Task directions
Repeat the entries that follow verbatim, without any of their pictures.

Data for processing
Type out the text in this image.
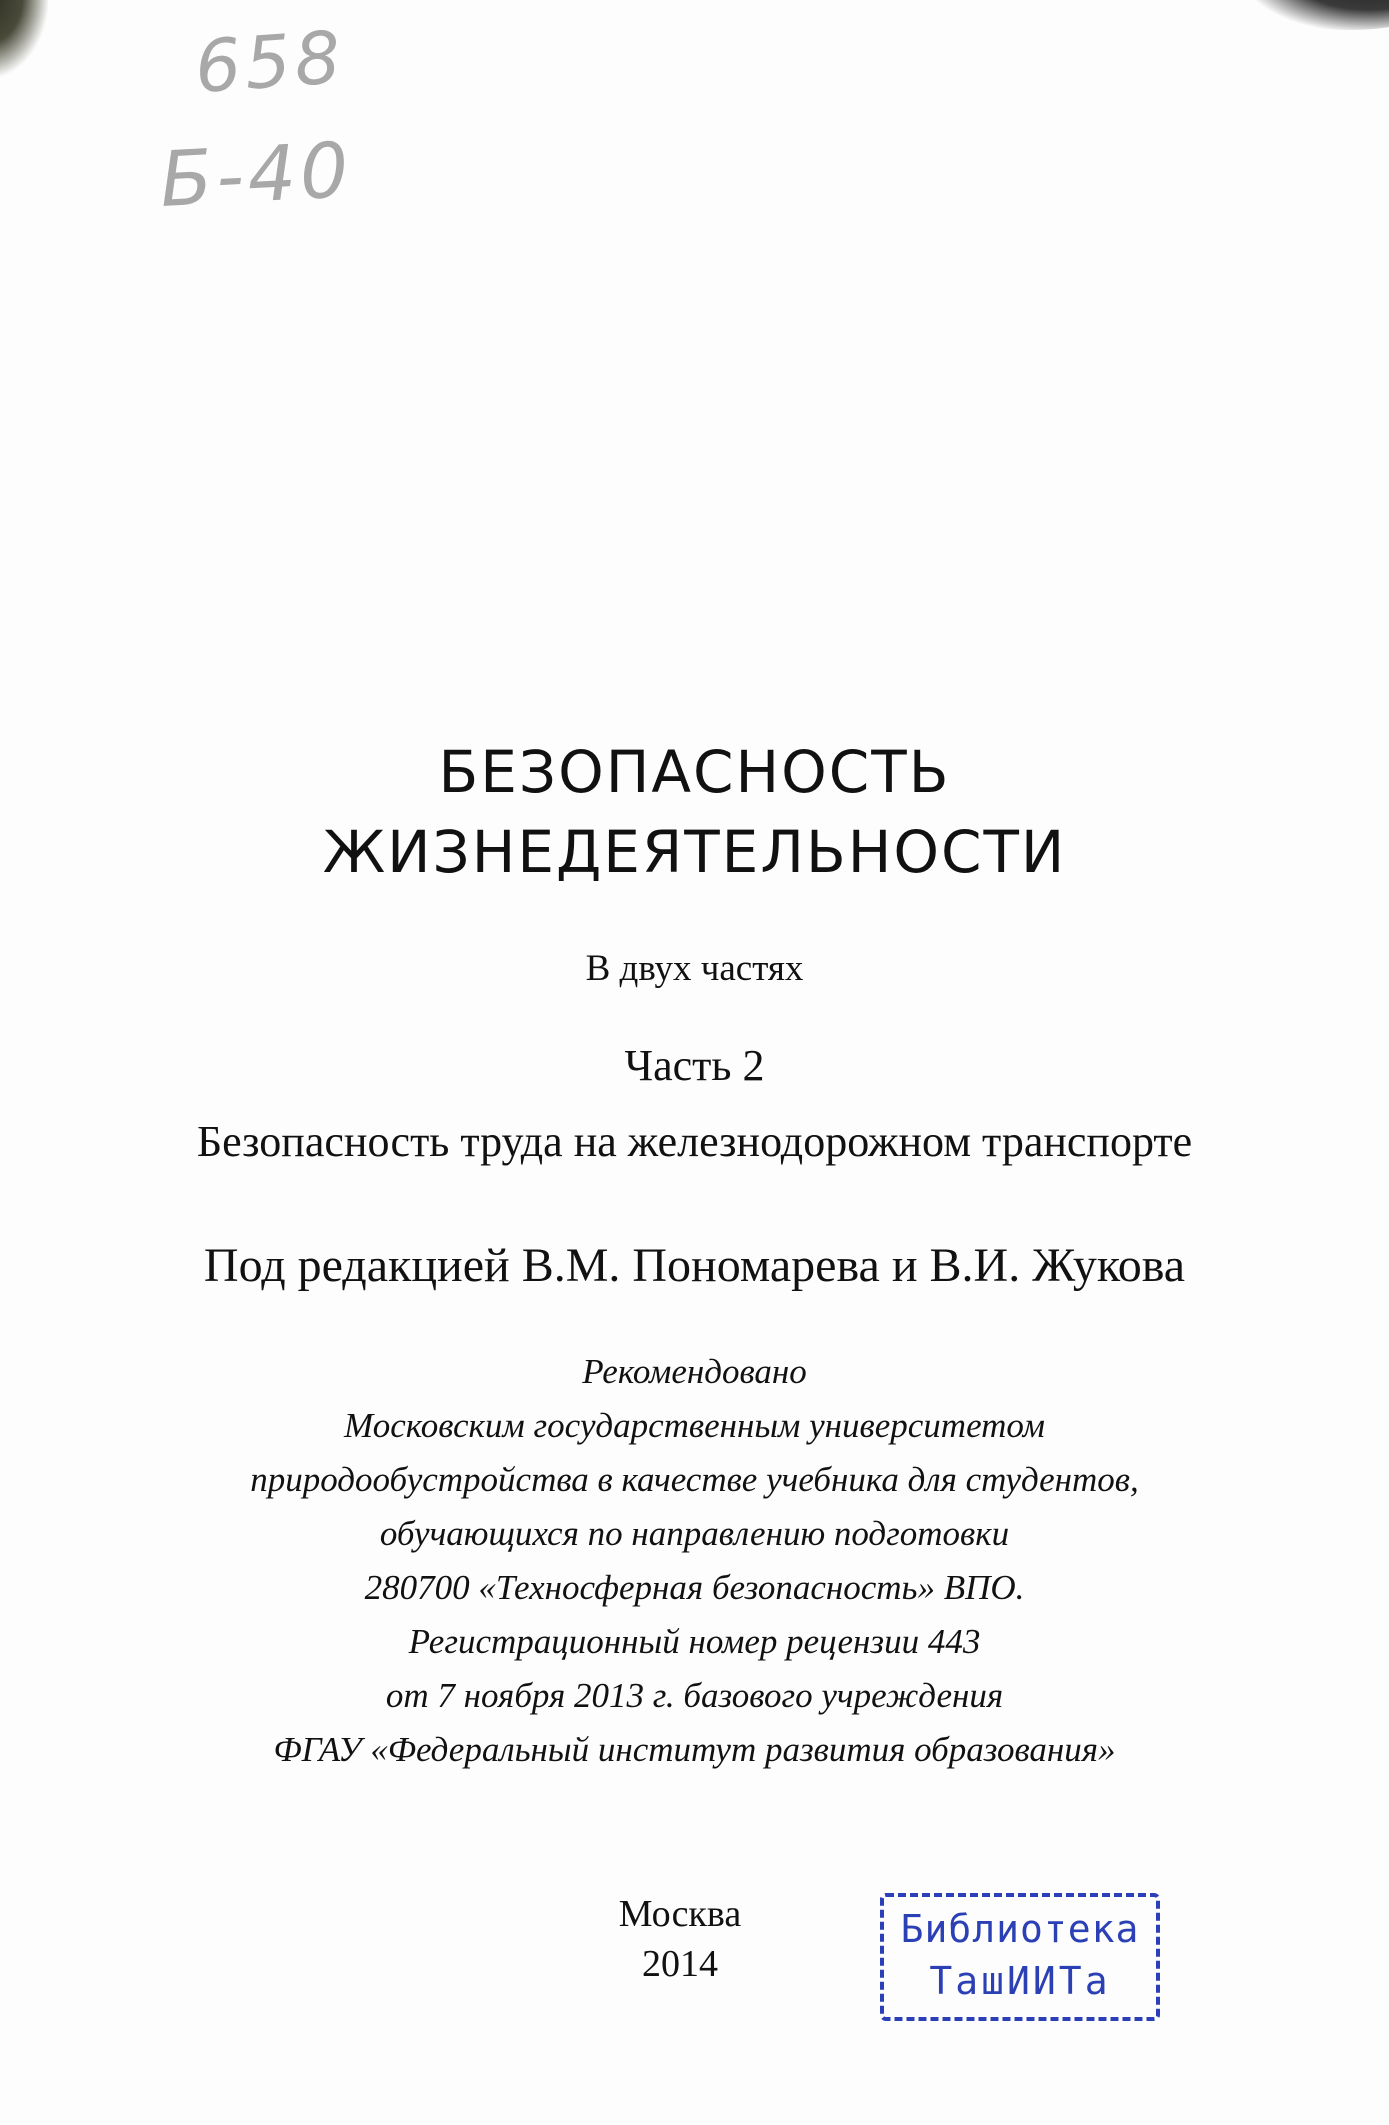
658
Б-40
БЕЗОПАСНОСТЬ
ЖИЗНЕДЕЯТЕЛЬНОСТИ

В двух частях

Часть 2

Безопасность труда на железнодорожном транспорте

Под редакцией В.М. Пономарева и В.И. Жукова

Рекомендовано
Московским государственным университетом
природообустройства в качестве учебника для студентов,
обучающихся по направлению подготовки
280700 «Техносферная безопасность» ВПО.
Регистрационный номер рецензии 443
от 7 ноября 2013 г. базового учреждения
ФГАУ «Федеральный институт развития образования»

Москва

2014

Библиотека
ТашИИТа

Solution for this exercise
Type out the text in this image.
658
Б-40
БЕЗОПАСНОСТЬ
ЖИЗНЕДЕЯТЕЛЬНОСТИ

В двух частях

Часть 2

Безопасность труда на железнодорожном транспорте

Под редакцией В.М. Пономарева и В.И. Жукова

Рекомендовано
Московским государственным университетом
природообустройства в качестве учебника для студентов,
обучающихся по направлению подготовки
280700 «Техносферная безопасность» ВПО.
Регистрационный номер рецензии 443
от 7 ноября 2013 г. базового учреждения
ФГАУ «Федеральный институт развития образования»

Москва

2014

Библиотека
ТашИИТа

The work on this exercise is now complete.